**Items from a data source**:
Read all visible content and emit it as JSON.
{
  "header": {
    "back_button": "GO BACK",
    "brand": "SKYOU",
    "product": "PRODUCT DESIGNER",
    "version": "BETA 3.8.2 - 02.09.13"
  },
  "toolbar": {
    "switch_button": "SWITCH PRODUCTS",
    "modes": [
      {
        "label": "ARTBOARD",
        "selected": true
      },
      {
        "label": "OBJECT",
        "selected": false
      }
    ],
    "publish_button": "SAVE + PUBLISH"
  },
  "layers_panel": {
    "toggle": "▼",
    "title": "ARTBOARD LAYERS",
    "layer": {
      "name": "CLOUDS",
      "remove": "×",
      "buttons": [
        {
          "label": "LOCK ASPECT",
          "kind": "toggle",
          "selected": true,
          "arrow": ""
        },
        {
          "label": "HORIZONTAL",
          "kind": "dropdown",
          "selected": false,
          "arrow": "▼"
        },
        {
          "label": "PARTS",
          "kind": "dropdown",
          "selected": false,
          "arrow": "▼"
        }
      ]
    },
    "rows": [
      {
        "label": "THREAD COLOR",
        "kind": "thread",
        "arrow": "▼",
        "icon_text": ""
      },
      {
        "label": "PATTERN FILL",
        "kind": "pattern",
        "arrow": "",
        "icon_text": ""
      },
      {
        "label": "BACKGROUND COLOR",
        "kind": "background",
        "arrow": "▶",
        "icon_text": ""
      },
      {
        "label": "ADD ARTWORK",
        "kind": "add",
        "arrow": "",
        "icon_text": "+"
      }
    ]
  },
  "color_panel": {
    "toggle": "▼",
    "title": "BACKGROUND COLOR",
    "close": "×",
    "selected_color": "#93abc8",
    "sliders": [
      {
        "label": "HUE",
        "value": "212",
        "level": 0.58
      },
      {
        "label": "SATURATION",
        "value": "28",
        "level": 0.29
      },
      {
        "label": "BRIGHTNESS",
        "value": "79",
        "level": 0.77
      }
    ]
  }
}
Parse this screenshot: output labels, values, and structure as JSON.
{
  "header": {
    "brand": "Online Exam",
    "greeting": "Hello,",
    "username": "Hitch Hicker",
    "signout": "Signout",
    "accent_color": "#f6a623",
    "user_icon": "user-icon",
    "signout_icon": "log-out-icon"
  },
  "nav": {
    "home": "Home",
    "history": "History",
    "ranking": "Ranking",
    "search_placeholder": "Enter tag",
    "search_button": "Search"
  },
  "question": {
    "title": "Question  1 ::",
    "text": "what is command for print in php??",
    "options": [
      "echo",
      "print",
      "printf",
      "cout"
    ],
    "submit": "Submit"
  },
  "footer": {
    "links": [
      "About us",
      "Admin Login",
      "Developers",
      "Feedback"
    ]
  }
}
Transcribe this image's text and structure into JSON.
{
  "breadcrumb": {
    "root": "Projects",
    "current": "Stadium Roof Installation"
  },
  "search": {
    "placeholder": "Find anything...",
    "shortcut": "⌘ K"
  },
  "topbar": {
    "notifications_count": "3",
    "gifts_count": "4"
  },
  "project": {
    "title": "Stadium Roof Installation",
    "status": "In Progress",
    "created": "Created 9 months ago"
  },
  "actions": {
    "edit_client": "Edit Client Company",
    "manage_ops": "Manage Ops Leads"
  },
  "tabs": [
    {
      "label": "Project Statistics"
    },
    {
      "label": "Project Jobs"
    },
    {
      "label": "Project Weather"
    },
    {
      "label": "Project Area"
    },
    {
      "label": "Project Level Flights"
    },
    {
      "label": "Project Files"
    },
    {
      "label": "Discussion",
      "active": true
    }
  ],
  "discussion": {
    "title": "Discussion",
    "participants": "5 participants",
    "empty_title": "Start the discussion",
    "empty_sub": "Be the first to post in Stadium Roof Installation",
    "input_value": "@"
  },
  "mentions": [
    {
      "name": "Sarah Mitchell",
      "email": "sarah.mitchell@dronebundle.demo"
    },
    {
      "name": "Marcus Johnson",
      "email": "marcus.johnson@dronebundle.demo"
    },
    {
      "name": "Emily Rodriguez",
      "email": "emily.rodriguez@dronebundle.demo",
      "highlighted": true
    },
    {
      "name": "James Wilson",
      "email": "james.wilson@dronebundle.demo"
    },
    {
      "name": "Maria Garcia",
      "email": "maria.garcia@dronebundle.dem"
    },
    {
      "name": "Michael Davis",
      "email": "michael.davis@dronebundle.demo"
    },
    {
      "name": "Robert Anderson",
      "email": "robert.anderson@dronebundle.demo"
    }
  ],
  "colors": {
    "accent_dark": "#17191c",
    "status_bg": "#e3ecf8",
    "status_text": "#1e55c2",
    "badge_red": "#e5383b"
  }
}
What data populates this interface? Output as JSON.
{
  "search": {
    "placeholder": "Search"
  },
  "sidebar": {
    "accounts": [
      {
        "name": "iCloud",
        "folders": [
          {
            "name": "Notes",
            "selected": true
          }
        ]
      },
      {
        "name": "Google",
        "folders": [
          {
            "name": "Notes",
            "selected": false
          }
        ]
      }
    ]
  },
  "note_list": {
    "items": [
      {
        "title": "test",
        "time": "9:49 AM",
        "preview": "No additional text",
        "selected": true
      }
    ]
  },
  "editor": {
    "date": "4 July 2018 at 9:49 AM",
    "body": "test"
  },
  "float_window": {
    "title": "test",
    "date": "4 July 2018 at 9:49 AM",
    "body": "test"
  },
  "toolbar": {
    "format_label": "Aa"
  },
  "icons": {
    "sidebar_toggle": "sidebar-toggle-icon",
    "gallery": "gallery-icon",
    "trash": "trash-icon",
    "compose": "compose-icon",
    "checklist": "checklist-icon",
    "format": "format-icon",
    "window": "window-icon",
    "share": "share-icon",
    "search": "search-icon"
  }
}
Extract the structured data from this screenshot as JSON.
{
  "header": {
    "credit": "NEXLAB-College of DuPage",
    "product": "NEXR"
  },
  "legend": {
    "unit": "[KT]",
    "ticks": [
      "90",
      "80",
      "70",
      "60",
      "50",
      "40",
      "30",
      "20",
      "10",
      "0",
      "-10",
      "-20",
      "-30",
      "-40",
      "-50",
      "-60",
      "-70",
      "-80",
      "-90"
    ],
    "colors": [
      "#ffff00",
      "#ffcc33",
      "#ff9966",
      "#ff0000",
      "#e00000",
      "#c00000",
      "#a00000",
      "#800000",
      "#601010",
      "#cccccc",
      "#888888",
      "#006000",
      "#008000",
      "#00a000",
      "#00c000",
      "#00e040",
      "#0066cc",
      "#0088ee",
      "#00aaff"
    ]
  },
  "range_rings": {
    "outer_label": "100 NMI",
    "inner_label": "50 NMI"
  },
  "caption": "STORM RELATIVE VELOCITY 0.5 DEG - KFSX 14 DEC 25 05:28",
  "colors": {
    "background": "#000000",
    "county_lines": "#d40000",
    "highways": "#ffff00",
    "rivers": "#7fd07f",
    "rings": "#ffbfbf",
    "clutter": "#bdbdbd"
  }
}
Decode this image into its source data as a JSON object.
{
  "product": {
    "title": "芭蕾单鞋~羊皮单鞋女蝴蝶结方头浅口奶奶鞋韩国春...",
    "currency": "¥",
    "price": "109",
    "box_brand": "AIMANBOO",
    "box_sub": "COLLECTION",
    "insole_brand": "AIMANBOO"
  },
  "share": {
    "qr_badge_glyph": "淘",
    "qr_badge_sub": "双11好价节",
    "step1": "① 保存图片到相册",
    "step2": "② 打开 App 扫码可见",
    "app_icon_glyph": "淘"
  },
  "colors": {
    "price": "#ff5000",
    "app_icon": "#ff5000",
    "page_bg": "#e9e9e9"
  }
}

**DIRECTIONS FOR THIS TASK**:
Make an exact copy of every entry.

**EXPECTED OUTPUT**:
Read all visible content and emit it as JSON.
{
  "header": {
    "back_button": "GO BACK",
    "brand": "SKYOU",
    "product": "PRODUCT DESIGNER",
    "version": "BETA 3.8.2 - 02.09.13"
  },
  "toolbar": {
    "switch_button": "SWITCH PRODUCTS",
    "modes": [
      {
        "label": "ARTBOARD",
        "selected": true
      },
      {
        "label": "OBJECT",
        "selected": false
      }
    ],
    "publish_button": "SAVE + PUBLISH"
  },
  "layers_panel": {
    "toggle": "▼",
    "title": "ARTBOARD LAYERS",
    "layer": {
      "name": "CLOUDS",
      "remove": "×",
      "buttons": [
        {
          "label": "LOCK ASPECT",
          "kind": "toggle",
          "selected": true,
          "arrow": ""
        },
        {
          "label": "HORIZONTAL",
          "kind": "dropdown",
          "selected": false,
          "arrow": "▼"
        },
        {
          "label": "PARTS",
          "kind": "dropdown",
          "selected": false,
          "arrow": "▼"
        }
      ]
    },
    "rows": [
      {
        "label": "THREAD COLOR",
        "kind": "thread",
        "arrow": "▼",
        "icon_text": ""
      },
      {
        "label": "PATTERN FILL",
        "kind": "pattern",
        "arrow": "",
        "icon_text": ""
      },
      {
        "label": "BACKGROUND COLOR",
        "kind": "background",
        "arrow": "▶",
        "icon_text": ""
      },
      {
        "label": "ADD ARTWORK",
        "kind": "add",
        "arrow": "",
        "icon_text": "+"
      }
    ]
  },
  "color_panel": {
    "toggle": "▼",
    "title": "BACKGROUND COLOR",
    "close": "×",
    "selected_color": "#93abc8",
    "sliders": [
      {
        "label": "HUE",
        "value": "212",
        "level": 0.58
      },
      {
        "label": "SATURATION",
        "value": "28",
        "level": 0.29
      },
      {
        "label": "BRIGHTNESS",
        "value": "79",
        "level": 0.77
      }
    ]
  }
}
Parse this screenshot: output labels, values, and structure as JSON.
{
  "header": {
    "brand": "Online Exam",
    "greeting": "Hello,",
    "username": "Hitch Hicker",
    "signout": "Signout",
    "accent_color": "#f6a623",
    "user_icon": "user-icon",
    "signout_icon": "log-out-icon"
  },
  "nav": {
    "home": "Home",
    "history": "History",
    "ranking": "Ranking",
    "search_placeholder": "Enter tag",
    "search_button": "Search"
  },
  "question": {
    "title": "Question  1 ::",
    "text": "what is command for print in php??",
    "options": [
      "echo",
      "print",
      "printf",
      "cout"
    ],
    "submit": "Submit"
  },
  "footer": {
    "links": [
      "About us",
      "Admin Login",
      "Developers",
      "Feedback"
    ]
  }
}
Transcribe this image's text and structure into JSON.
{
  "breadcrumb": {
    "root": "Projects",
    "current": "Stadium Roof Installation"
  },
  "search": {
    "placeholder": "Find anything...",
    "shortcut": "⌘ K"
  },
  "topbar": {
    "notifications_count": "3",
    "gifts_count": "4"
  },
  "project": {
    "title": "Stadium Roof Installation",
    "status": "In Progress",
    "created": "Created 9 months ago"
  },
  "actions": {
    "edit_client": "Edit Client Company",
    "manage_ops": "Manage Ops Leads"
  },
  "tabs": [
    {
      "label": "Project Statistics"
    },
    {
      "label": "Project Jobs"
    },
    {
      "label": "Project Weather"
    },
    {
      "label": "Project Area"
    },
    {
      "label": "Project Level Flights"
    },
    {
      "label": "Project Files"
    },
    {
      "label": "Discussion",
      "active": true
    }
  ],
  "discussion": {
    "title": "Discussion",
    "participants": "5 participants",
    "empty_title": "Start the discussion",
    "empty_sub": "Be the first to post in Stadium Roof Installation",
    "input_value": "@"
  },
  "mentions": [
    {
      "name": "Sarah Mitchell",
      "email": "sarah.mitchell@dronebundle.demo"
    },
    {
      "name": "Marcus Johnson",
      "email": "marcus.johnson@dronebundle.demo"
    },
    {
      "name": "Emily Rodriguez",
      "email": "emily.rodriguez@dronebundle.demo",
      "highlighted": true
    },
    {
      "name": "James Wilson",
      "email": "james.wilson@dronebundle.demo"
    },
    {
      "name": "Maria Garcia",
      "email": "maria.garcia@dronebundle.dem"
    },
    {
      "name": "Michael Davis",
      "email": "michael.davis@dronebundle.demo"
    },
    {
      "name": "Robert Anderson",
      "email": "robert.anderson@dronebundle.demo"
    }
  ],
  "colors": {
    "accent_dark": "#17191c",
    "status_bg": "#e3ecf8",
    "status_text": "#1e55c2",
    "badge_red": "#e5383b"
  }
}
What data populates this interface? Output as JSON.
{
  "search": {
    "placeholder": "Search"
  },
  "sidebar": {
    "accounts": [
      {
        "name": "iCloud",
        "folders": [
          {
            "name": "Notes",
            "selected": true
          }
        ]
      },
      {
        "name": "Google",
        "folders": [
          {
            "name": "Notes",
            "selected": false
          }
        ]
      }
    ]
  },
  "note_list": {
    "items": [
      {
        "title": "test",
        "time": "9:49 AM",
        "preview": "No additional text",
        "selected": true
      }
    ]
  },
  "editor": {
    "date": "4 July 2018 at 9:49 AM",
    "body": "test"
  },
  "float_window": {
    "title": "test",
    "date": "4 July 2018 at 9:49 AM",
    "body": "test"
  },
  "toolbar": {
    "format_label": "Aa"
  },
  "icons": {
    "sidebar_toggle": "sidebar-toggle-icon",
    "gallery": "gallery-icon",
    "trash": "trash-icon",
    "compose": "compose-icon",
    "checklist": "checklist-icon",
    "format": "format-icon",
    "window": "window-icon",
    "share": "share-icon",
    "search": "search-icon"
  }
}
Extract the structured data from this screenshot as JSON.
{
  "header": {
    "credit": "NEXLAB-College of DuPage",
    "product": "NEXR"
  },
  "legend": {
    "unit": "[KT]",
    "ticks": [
      "90",
      "80",
      "70",
      "60",
      "50",
      "40",
      "30",
      "20",
      "10",
      "0",
      "-10",
      "-20",
      "-30",
      "-40",
      "-50",
      "-60",
      "-70",
      "-80",
      "-90"
    ],
    "colors": [
      "#ffff00",
      "#ffcc33",
      "#ff9966",
      "#ff0000",
      "#e00000",
      "#c00000",
      "#a00000",
      "#800000",
      "#601010",
      "#cccccc",
      "#888888",
      "#006000",
      "#008000",
      "#00a000",
      "#00c000",
      "#00e040",
      "#0066cc",
      "#0088ee",
      "#00aaff"
    ]
  },
  "range_rings": {
    "outer_label": "100 NMI",
    "inner_label": "50 NMI"
  },
  "caption": "STORM RELATIVE VELOCITY 0.5 DEG - KFSX 14 DEC 25 05:28",
  "colors": {
    "background": "#000000",
    "county_lines": "#d40000",
    "highways": "#ffff00",
    "rivers": "#7fd07f",
    "rings": "#ffbfbf",
    "clutter": "#bdbdbd"
  }
}
Decode this image into its source data as a JSON object.
{
  "product": {
    "title": "芭蕾单鞋~羊皮单鞋女蝴蝶结方头浅口奶奶鞋韩国春...",
    "currency": "¥",
    "price": "109",
    "box_brand": "AIMANBOO",
    "box_sub": "COLLECTION",
    "insole_brand": "AIMANBOO"
  },
  "share": {
    "qr_badge_glyph": "淘",
    "qr_badge_sub": "双11好价节",
    "step1": "① 保存图片到相册",
    "step2": "② 打开 App 扫码可见",
    "app_icon_glyph": "淘"
  },
  "colors": {
    "price": "#ff5000",
    "app_icon": "#ff5000",
    "page_bg": "#e9e9e9"
  }
}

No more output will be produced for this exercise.